Dataset items:
* * *

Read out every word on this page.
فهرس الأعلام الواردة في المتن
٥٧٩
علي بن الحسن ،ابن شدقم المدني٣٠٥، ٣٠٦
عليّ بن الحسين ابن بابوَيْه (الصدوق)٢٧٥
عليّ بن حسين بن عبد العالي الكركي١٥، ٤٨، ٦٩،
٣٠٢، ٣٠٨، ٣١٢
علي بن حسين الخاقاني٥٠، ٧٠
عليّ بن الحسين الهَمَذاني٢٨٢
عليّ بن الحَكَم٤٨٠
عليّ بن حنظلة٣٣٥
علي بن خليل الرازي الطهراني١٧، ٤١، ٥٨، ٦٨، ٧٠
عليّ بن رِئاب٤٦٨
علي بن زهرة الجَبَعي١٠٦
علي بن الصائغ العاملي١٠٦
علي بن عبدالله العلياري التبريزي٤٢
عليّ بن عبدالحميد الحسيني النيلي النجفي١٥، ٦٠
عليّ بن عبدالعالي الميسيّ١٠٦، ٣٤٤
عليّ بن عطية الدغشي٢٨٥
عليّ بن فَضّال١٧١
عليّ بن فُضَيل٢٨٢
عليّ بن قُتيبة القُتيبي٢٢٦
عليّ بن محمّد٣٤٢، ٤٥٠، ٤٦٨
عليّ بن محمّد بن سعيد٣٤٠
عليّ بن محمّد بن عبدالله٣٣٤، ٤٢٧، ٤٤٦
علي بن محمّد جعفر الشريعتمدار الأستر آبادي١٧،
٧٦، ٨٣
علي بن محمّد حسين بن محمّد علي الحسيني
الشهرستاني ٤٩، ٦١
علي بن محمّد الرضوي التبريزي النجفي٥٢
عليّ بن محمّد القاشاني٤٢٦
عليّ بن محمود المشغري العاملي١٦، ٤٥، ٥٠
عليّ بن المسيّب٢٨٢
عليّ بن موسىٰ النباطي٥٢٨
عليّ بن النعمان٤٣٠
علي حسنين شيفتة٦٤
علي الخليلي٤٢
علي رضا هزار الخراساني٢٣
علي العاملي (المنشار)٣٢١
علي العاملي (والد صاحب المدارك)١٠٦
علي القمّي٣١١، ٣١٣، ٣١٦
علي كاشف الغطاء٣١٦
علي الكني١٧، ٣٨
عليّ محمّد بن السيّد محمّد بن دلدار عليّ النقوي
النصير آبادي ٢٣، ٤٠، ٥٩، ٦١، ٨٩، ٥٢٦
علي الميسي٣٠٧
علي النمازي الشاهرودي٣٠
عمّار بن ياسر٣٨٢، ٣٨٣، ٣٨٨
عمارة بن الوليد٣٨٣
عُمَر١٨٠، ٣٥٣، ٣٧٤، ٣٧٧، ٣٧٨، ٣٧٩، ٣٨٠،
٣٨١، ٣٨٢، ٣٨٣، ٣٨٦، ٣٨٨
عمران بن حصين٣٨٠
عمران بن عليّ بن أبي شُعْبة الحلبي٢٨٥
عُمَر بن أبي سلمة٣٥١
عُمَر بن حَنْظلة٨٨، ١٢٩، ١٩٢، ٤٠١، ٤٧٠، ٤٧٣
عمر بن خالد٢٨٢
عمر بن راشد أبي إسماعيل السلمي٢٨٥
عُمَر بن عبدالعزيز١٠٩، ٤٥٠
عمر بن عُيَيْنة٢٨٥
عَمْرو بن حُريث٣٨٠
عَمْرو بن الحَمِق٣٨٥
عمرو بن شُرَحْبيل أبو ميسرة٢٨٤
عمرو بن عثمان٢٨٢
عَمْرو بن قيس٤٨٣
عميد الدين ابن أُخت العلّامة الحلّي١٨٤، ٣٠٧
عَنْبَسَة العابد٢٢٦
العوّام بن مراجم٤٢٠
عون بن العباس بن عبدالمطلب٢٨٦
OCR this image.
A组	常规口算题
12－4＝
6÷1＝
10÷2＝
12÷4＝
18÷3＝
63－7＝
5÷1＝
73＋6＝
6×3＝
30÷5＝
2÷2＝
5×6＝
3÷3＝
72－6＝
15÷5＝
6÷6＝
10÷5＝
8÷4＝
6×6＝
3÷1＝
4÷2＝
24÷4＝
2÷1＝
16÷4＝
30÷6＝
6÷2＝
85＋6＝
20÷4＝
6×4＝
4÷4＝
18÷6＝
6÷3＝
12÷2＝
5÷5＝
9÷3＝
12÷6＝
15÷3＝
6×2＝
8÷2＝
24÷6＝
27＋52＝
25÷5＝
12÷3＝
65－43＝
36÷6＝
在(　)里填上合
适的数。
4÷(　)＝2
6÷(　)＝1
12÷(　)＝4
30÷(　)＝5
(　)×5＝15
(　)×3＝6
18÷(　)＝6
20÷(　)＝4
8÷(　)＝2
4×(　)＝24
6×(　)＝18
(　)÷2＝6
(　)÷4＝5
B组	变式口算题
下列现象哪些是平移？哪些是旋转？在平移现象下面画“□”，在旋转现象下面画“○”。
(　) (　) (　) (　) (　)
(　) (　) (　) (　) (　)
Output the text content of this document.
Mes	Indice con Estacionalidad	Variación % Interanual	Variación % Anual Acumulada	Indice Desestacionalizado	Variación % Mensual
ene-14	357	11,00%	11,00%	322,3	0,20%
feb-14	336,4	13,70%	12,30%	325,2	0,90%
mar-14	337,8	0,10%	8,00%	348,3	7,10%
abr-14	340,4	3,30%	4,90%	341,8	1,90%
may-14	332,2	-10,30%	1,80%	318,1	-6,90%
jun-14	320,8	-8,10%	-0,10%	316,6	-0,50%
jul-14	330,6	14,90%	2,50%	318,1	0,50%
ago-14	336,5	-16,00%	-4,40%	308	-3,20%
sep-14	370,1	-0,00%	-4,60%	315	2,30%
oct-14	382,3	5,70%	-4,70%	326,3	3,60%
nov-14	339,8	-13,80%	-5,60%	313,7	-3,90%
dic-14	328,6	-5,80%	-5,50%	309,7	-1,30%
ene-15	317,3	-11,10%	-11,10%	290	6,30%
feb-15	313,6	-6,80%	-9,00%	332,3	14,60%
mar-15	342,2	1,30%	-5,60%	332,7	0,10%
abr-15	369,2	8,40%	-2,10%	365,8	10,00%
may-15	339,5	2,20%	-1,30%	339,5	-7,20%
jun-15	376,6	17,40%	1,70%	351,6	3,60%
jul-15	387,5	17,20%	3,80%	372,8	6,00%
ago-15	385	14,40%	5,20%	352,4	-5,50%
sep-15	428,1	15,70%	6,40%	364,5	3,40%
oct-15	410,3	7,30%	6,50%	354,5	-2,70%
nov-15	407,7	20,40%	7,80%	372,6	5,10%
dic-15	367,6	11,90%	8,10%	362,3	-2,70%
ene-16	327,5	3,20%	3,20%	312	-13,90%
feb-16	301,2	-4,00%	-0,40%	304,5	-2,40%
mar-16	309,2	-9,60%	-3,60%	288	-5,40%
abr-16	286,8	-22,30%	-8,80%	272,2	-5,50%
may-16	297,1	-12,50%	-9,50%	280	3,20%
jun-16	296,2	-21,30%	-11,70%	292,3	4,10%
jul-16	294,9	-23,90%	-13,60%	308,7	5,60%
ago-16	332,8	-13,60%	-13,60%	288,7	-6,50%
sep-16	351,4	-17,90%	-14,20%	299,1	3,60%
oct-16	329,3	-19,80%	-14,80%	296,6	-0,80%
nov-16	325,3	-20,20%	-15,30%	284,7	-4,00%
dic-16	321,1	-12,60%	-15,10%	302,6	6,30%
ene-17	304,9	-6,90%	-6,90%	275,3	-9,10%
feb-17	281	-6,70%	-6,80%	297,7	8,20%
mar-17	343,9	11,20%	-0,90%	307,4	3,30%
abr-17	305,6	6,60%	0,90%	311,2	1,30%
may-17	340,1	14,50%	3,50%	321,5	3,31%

* * *

Retype all the records, matching them exactly.

--- Full solution ---
Read out every word on this page.
فهرس الأعلام الواردة في المتن
٥٧٩
علي بن الحسن ،ابن شدقم المدني٣٠٥، ٣٠٦
عليّ بن الحسين ابن بابوَيْه (الصدوق)٢٧٥
عليّ بن حسين بن عبد العالي الكركي١٥، ٤٨، ٦٩،
٣٠٢، ٣٠٨، ٣١٢
علي بن حسين الخاقاني٥٠، ٧٠
عليّ بن الحسين الهَمَذاني٢٨٢
عليّ بن الحَكَم٤٨٠
عليّ بن حنظلة٣٣٥
علي بن خليل الرازي الطهراني١٧، ٤١، ٥٨، ٦٨، ٧٠
عليّ بن رِئاب٤٦٨
علي بن زهرة الجَبَعي١٠٦
علي بن الصائغ العاملي١٠٦
علي بن عبدالله العلياري التبريزي٤٢
عليّ بن عبدالحميد الحسيني النيلي النجفي١٥، ٦٠
عليّ بن عبدالعالي الميسيّ١٠٦، ٣٤٤
عليّ بن عطية الدغشي٢٨٥
عليّ بن فَضّال١٧١
عليّ بن فُضَيل٢٨٢
عليّ بن قُتيبة القُتيبي٢٢٦
عليّ بن محمّد٣٤٢، ٤٥٠، ٤٦٨
عليّ بن محمّد بن سعيد٣٤٠
عليّ بن محمّد بن عبدالله٣٣٤، ٤٢٧، ٤٤٦
علي بن محمّد جعفر الشريعتمدار الأستر آبادي١٧،
٧٦، ٨٣
علي بن محمّد حسين بن محمّد علي الحسيني
الشهرستاني ٤٩، ٦١
علي بن محمّد الرضوي التبريزي النجفي٥٢
عليّ بن محمّد القاشاني٤٢٦
عليّ بن محمود المشغري العاملي١٦، ٤٥، ٥٠
عليّ بن المسيّب٢٨٢
عليّ بن موسىٰ النباطي٥٢٨
عليّ بن النعمان٤٣٠
علي حسنين شيفتة٦٤
علي الخليلي٤٢
علي رضا هزار الخراساني٢٣
علي العاملي (المنشار)٣٢١
علي العاملي (والد صاحب المدارك)١٠٦
علي القمّي٣١١، ٣١٣، ٣١٦
علي كاشف الغطاء٣١٦
علي الكني١٧، ٣٨
عليّ محمّد بن السيّد محمّد بن دلدار عليّ النقوي
النصير آبادي ٢٣، ٤٠، ٥٩، ٦١، ٨٩، ٥٢٦
علي الميسي٣٠٧
علي النمازي الشاهرودي٣٠
عمّار بن ياسر٣٨٢، ٣٨٣، ٣٨٨
عمارة بن الوليد٣٨٣
عُمَر١٨٠، ٣٥٣، ٣٧٤، ٣٧٧، ٣٧٨، ٣٧٩، ٣٨٠،
٣٨١، ٣٨٢، ٣٨٣، ٣٨٦، ٣٨٨
عمران بن حصين٣٨٠
عمران بن عليّ بن أبي شُعْبة الحلبي٢٨٥
عُمَر بن أبي سلمة٣٥١
عُمَر بن حَنْظلة٨٨، ١٢٩، ١٩٢، ٤٠١، ٤٧٠، ٤٧٣
عمر بن خالد٢٨٢
عمر بن راشد أبي إسماعيل السلمي٢٨٥
عُمَر بن عبدالعزيز١٠٩، ٤٥٠
عمر بن عُيَيْنة٢٨٥
عَمْرو بن حُريث٣٨٠
عَمْرو بن الحَمِق٣٨٥
عمرو بن شُرَحْبيل أبو ميسرة٢٨٤
عمرو بن عثمان٢٨٢
عَمْرو بن قيس٤٨٣
عميد الدين ابن أُخت العلّامة الحلّي١٨٤، ٣٠٧
عَنْبَسَة العابد٢٢٦
العوّام بن مراجم٤٢٠
عون بن العباس بن عبدالمطلب٢٨٦
OCR this image.
A组	常规口算题
12－4＝
6÷1＝
10÷2＝
12÷4＝
18÷3＝
63－7＝
5÷1＝
73＋6＝
6×3＝
30÷5＝
2÷2＝
5×6＝
3÷3＝
72－6＝
15÷5＝
6÷6＝
10÷5＝
8÷4＝
6×6＝
3÷1＝
4÷2＝
24÷4＝
2÷1＝
16÷4＝
30÷6＝
6÷2＝
85＋6＝
20÷4＝
6×4＝
4÷4＝
18÷6＝
6÷3＝
12÷2＝
5÷5＝
9÷3＝
12÷6＝
15÷3＝
6×2＝
8÷2＝
24÷6＝
27＋52＝
25÷5＝
12÷3＝
65－43＝
36÷6＝
在(　)里填上合
适的数。
4÷(　)＝2
6÷(　)＝1
12÷(　)＝4
30÷(　)＝5
(　)×5＝15
(　)×3＝6
18÷(　)＝6
20÷(　)＝4
8÷(　)＝2
4×(　)＝24
6×(　)＝18
(　)÷2＝6
(　)÷4＝5
B组	变式口算题
下列现象哪些是平移？哪些是旋转？在平移现象下面画“□”，在旋转现象下面画“○”。
(　) (　) (　) (　) (　)
(　) (　) (　) (　) (　)
Output the text content of this document.
Mes	Indice con Estacionalidad	Variación % Interanual	Variación % Anual Acumulada	Indice Desestacionalizado	Variación % Mensual
ene-14	357	11,00%	11,00%	322,3	0,20%
feb-14	336,4	13,70%	12,30%	325,2	0,90%
mar-14	337,8	0,10%	8,00%	348,3	7,10%
abr-14	340,4	3,30%	4,90%	341,8	1,90%
may-14	332,2	-10,30%	1,80%	318,1	-6,90%
jun-14	320,8	-8,10%	-0,10%	316,6	-0,50%
jul-14	330,6	14,90%	2,50%	318,1	0,50%
ago-14	336,5	-16,00%	-4,40%	308	-3,20%
sep-14	370,1	-0,00%	-4,60%	315	2,30%
oct-14	382,3	5,70%	-4,70%	326,3	3,60%
nov-14	339,8	-13,80%	-5,60%	313,7	-3,90%
dic-14	328,6	-5,80%	-5,50%	309,7	-1,30%
ene-15	317,3	-11,10%	-11,10%	290	6,30%
feb-15	313,6	-6,80%	-9,00%	332,3	14,60%
mar-15	342,2	1,30%	-5,60%	332,7	0,10%
abr-15	369,2	8,40%	-2,10%	365,8	10,00%
may-15	339,5	2,20%	-1,30%	339,5	-7,20%
jun-15	376,6	17,40%	1,70%	351,6	3,60%
jul-15	387,5	17,20%	3,80%	372,8	6,00%
ago-15	385	14,40%	5,20%	352,4	-5,50%
sep-15	428,1	15,70%	6,40%	364,5	3,40%
oct-15	410,3	7,30%	6,50%	354,5	-2,70%
nov-15	407,7	20,40%	7,80%	372,6	5,10%
dic-15	367,6	11,90%	8,10%	362,3	-2,70%
ene-16	327,5	3,20%	3,20%	312	-13,90%
feb-16	301,2	-4,00%	-0,40%	304,5	-2,40%
mar-16	309,2	-9,60%	-3,60%	288	-5,40%
abr-16	286,8	-22,30%	-8,80%	272,2	-5,50%
may-16	297,1	-12,50%	-9,50%	280	3,20%
jun-16	296,2	-21,30%	-11,70%	292,3	4,10%
jul-16	294,9	-23,90%	-13,60%	308,7	5,60%
ago-16	332,8	-13,60%	-13,60%	288,7	-6,50%
sep-16	351,4	-17,90%	-14,20%	299,1	3,60%
oct-16	329,3	-19,80%	-14,80%	296,6	-0,80%
nov-16	325,3	-20,20%	-15,30%	284,7	-4,00%
dic-16	321,1	-12,60%	-15,10%	302,6	6,30%
ene-17	304,9	-6,90%	-6,90%	275,3	-9,10%
feb-17	281	-6,70%	-6,80%	297,7	8,20%
mar-17	343,9	11,20%	-0,90%	307,4	3,30%
abr-17	305,6	6,60%	0,90%	311,2	1,30%
may-17	340,1	14,50%	3,50%	321,5	3,31%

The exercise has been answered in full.